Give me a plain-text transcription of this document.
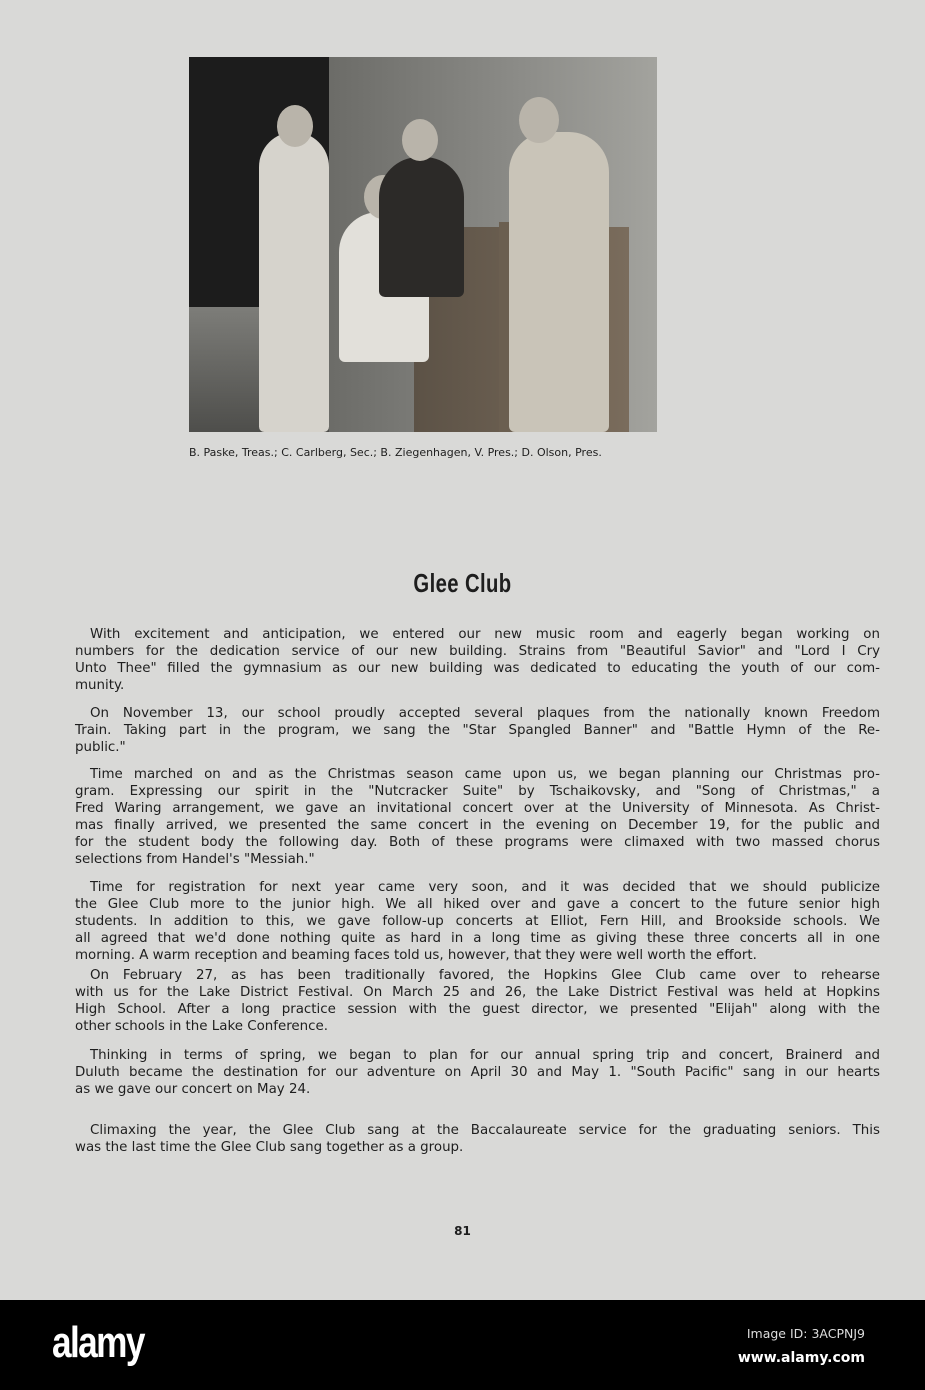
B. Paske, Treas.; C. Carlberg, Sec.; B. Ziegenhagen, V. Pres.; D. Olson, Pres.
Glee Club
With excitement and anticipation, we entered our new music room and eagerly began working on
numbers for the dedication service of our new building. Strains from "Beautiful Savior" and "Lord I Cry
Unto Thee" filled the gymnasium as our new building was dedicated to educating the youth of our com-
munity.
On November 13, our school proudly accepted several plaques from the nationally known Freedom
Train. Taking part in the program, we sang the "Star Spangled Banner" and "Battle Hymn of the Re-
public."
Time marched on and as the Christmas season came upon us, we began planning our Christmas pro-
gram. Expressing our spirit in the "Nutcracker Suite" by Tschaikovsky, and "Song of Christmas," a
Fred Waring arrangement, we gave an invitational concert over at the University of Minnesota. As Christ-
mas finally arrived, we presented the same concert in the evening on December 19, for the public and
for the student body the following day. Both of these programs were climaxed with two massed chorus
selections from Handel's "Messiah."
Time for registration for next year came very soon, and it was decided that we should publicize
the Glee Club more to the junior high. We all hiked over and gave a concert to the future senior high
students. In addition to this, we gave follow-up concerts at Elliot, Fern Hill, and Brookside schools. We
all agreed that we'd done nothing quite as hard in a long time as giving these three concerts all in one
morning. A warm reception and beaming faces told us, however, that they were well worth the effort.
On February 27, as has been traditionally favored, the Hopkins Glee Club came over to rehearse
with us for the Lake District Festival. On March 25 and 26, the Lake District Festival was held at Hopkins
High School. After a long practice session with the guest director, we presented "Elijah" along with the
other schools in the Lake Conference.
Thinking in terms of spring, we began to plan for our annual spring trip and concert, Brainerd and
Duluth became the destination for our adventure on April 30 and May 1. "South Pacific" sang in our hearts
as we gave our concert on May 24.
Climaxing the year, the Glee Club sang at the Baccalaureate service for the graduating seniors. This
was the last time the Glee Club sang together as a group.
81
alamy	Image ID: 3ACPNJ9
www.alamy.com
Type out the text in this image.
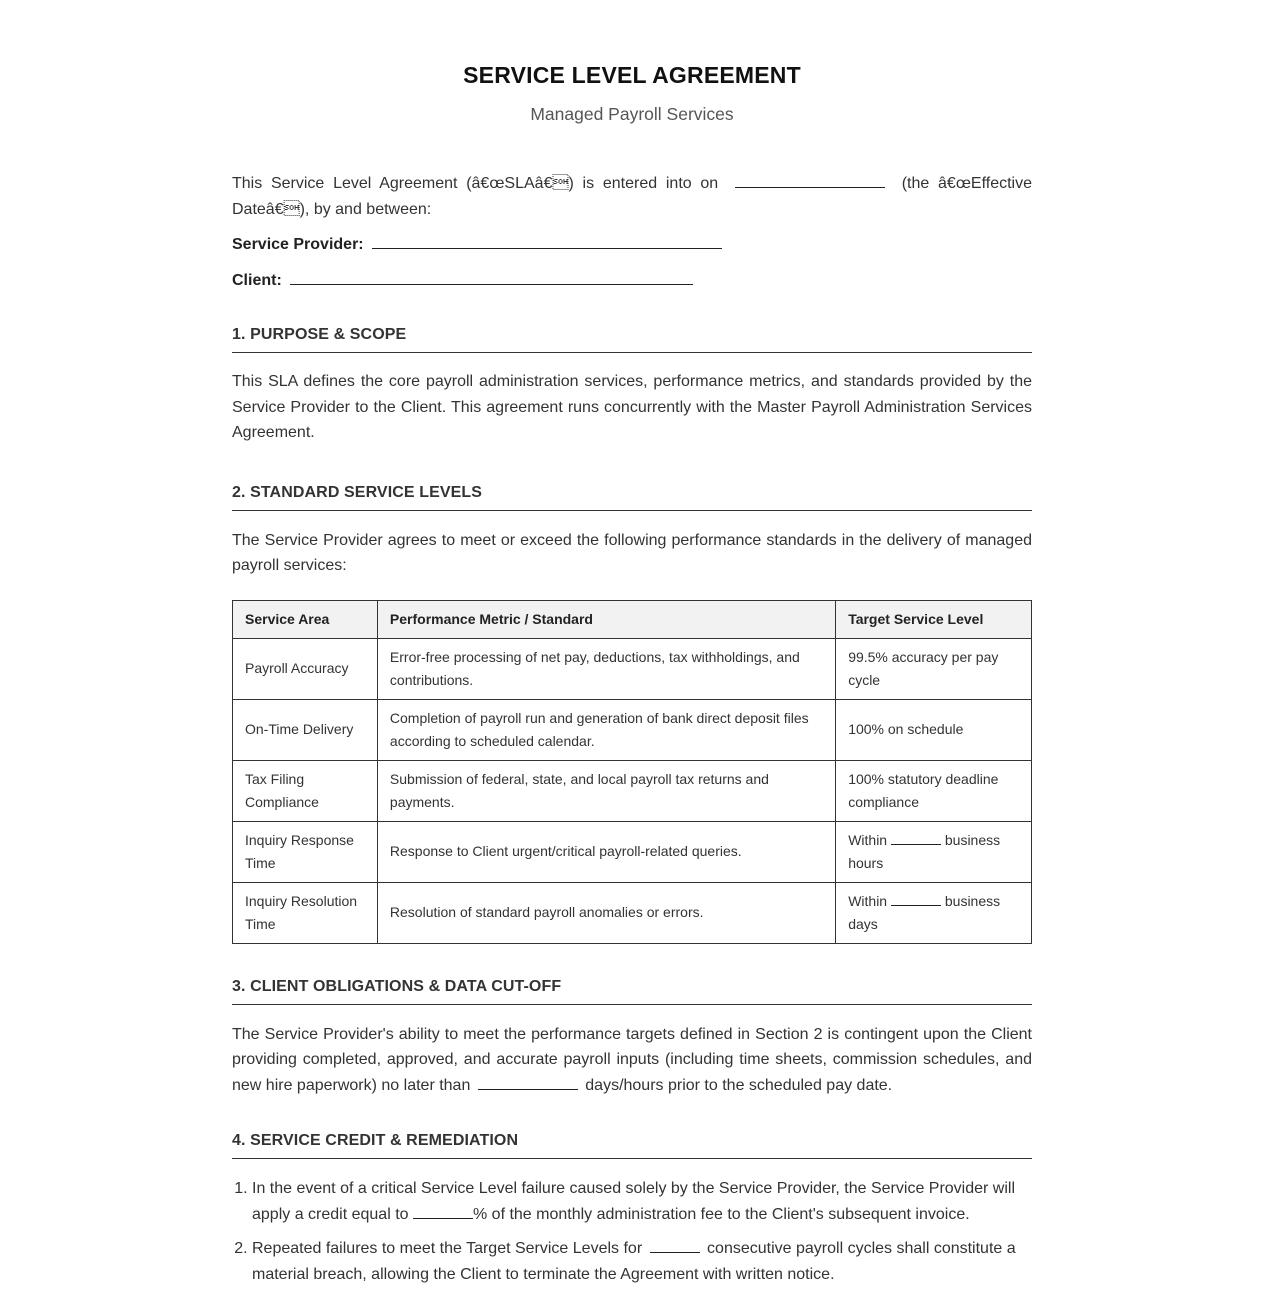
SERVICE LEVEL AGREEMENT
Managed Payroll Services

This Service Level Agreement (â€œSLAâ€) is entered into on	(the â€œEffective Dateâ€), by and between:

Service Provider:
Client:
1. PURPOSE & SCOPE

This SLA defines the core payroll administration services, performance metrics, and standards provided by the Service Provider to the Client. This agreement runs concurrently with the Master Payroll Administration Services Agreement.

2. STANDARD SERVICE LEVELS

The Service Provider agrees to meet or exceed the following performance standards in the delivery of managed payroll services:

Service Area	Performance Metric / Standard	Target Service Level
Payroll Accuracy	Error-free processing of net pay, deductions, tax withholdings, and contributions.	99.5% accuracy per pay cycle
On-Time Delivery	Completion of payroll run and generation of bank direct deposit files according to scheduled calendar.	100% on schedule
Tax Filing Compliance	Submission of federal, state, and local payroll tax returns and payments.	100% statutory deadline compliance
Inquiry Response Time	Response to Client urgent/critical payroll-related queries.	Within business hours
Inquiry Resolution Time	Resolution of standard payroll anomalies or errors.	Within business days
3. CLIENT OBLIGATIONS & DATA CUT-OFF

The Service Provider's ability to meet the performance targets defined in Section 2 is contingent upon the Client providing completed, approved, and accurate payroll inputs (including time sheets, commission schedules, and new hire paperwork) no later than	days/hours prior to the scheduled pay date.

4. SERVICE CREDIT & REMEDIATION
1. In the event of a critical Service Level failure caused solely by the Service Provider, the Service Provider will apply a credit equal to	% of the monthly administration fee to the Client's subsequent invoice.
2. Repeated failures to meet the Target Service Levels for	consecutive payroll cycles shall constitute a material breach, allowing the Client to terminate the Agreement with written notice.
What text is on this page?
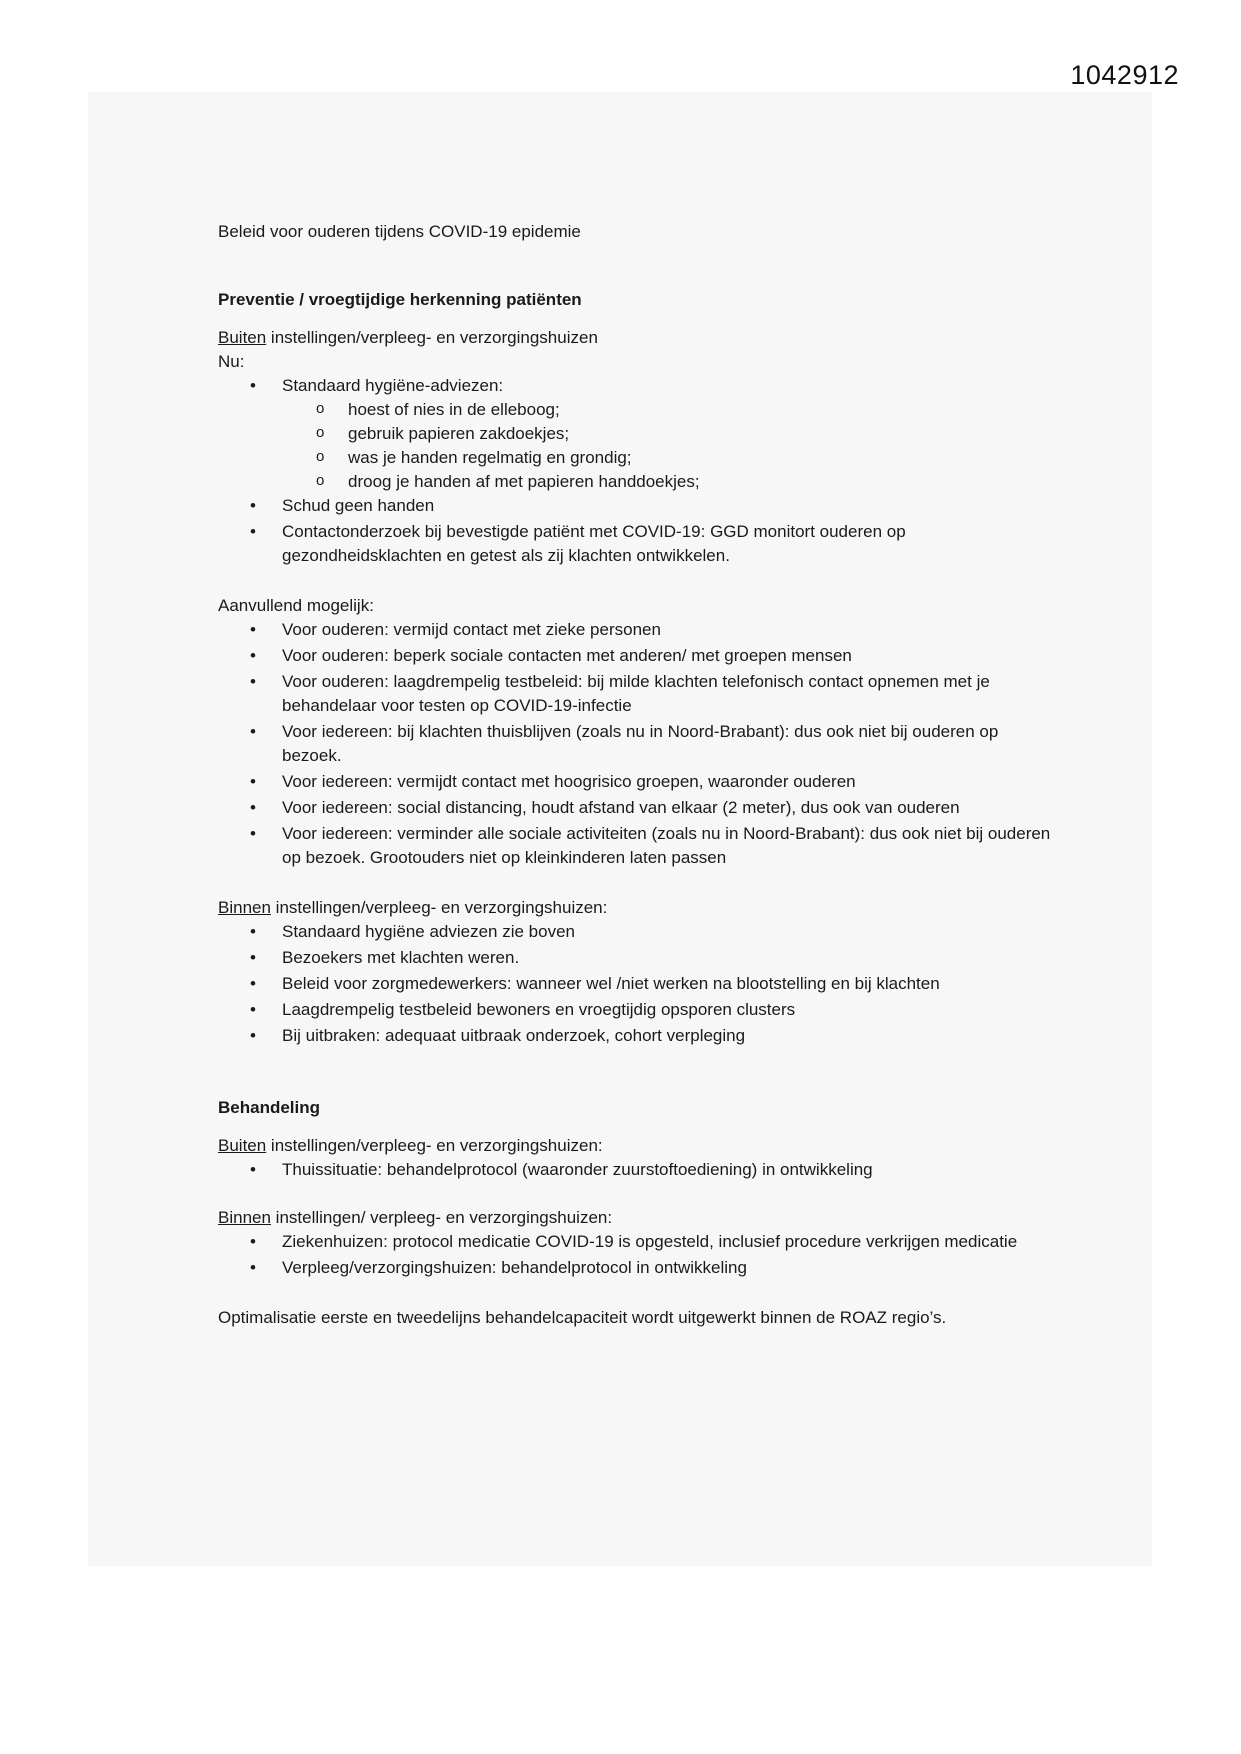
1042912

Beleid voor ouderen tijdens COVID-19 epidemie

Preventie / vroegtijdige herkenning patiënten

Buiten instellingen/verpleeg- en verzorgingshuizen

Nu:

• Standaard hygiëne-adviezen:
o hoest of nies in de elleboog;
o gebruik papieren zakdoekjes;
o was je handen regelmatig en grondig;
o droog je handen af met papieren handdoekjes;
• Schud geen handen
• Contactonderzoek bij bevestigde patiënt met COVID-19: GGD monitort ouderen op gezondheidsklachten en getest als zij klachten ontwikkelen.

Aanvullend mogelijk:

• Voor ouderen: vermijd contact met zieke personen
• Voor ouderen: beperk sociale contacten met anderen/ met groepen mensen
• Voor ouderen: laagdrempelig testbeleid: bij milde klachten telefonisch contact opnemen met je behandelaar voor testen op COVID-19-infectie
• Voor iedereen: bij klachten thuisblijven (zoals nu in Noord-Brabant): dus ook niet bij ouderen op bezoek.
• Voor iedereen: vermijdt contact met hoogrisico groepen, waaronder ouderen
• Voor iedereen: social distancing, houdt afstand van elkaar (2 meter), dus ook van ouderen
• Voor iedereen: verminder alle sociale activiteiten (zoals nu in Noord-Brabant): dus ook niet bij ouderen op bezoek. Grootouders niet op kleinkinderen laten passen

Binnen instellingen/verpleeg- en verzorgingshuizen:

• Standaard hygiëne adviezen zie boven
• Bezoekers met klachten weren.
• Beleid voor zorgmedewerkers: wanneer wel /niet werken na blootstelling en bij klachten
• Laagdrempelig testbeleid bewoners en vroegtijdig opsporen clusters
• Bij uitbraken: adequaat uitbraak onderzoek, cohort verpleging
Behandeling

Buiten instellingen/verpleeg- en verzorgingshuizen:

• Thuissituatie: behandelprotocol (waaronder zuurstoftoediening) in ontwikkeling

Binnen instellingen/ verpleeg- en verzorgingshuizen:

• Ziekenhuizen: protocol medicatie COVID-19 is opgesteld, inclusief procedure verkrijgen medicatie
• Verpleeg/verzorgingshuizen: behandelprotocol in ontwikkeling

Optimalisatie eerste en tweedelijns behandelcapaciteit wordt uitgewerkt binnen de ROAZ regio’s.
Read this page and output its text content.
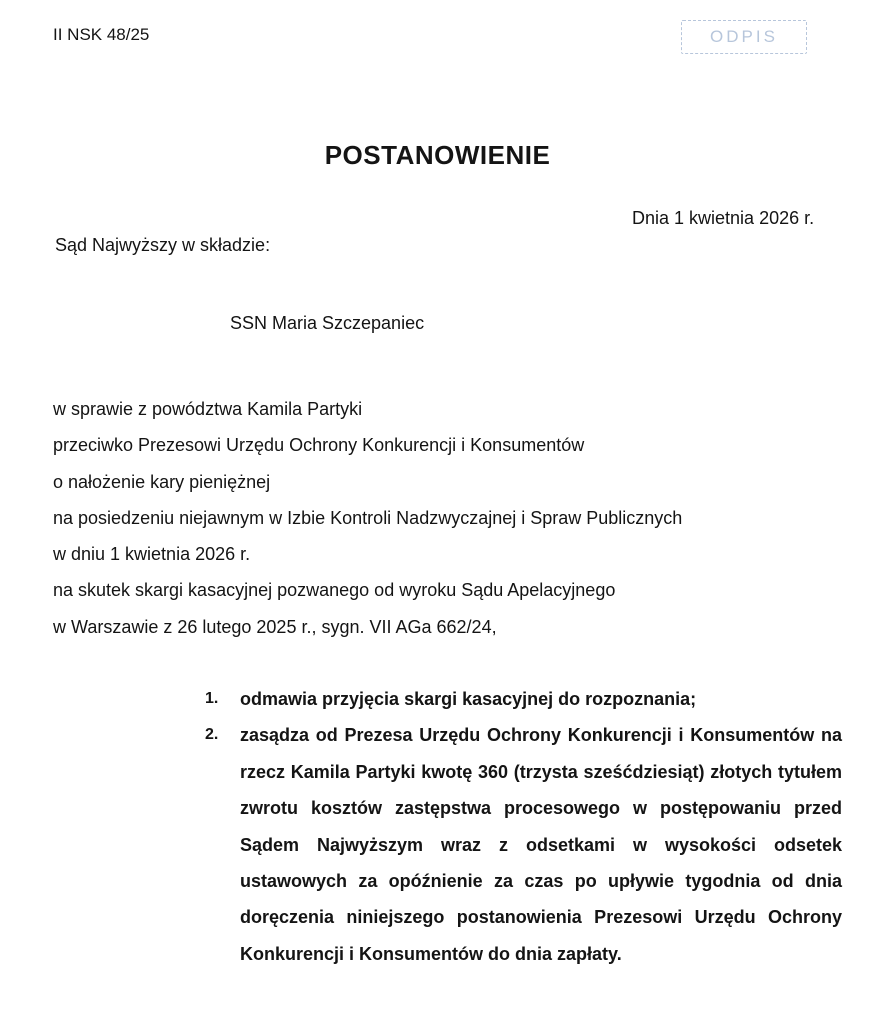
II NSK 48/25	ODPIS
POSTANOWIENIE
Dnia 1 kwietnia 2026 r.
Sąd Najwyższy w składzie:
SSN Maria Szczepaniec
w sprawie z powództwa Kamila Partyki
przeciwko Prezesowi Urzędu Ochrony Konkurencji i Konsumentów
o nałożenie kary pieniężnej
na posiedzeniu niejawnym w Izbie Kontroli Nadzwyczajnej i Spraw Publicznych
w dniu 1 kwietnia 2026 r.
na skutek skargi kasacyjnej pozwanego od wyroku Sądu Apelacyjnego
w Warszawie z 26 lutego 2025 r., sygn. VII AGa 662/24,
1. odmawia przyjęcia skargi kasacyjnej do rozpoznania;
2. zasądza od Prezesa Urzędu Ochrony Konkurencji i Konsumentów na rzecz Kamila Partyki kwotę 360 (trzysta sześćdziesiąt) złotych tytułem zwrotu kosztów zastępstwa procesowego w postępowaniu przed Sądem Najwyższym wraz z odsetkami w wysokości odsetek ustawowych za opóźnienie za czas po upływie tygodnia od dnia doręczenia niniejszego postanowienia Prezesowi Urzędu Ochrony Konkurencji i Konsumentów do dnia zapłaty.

**Task:**
Extract, verbatim and alone, the lines from the line that contains "Read this page and output its text content." to the last line of the records, inclusive; drop any picture.

**Task result:**
Read this page and output its text content.
II NSK 48/25	ODPIS
POSTANOWIENIE
Dnia 1 kwietnia 2026 r.
Sąd Najwyższy w składzie:
SSN Maria Szczepaniec
w sprawie z powództwa Kamila Partyki
przeciwko Prezesowi Urzędu Ochrony Konkurencji i Konsumentów
o nałożenie kary pieniężnej
na posiedzeniu niejawnym w Izbie Kontroli Nadzwyczajnej i Spraw Publicznych
w dniu 1 kwietnia 2026 r.
na skutek skargi kasacyjnej pozwanego od wyroku Sądu Apelacyjnego
w Warszawie z 26 lutego 2025 r., sygn. VII AGa 662/24,
1. odmawia przyjęcia skargi kasacyjnej do rozpoznania;
2. zasądza od Prezesa Urzędu Ochrony Konkurencji i Konsumentów na rzecz Kamila Partyki kwotę 360 (trzysta sześćdziesiąt) złotych tytułem zwrotu kosztów zastępstwa procesowego w postępowaniu przed Sądem Najwyższym wraz z odsetkami w wysokości odsetek ustawowych za opóźnienie za czas po upływie tygodnia od dnia doręczenia niniejszego postanowienia Prezesowi Urzędu Ochrony Konkurencji i Konsumentów do dnia zapłaty.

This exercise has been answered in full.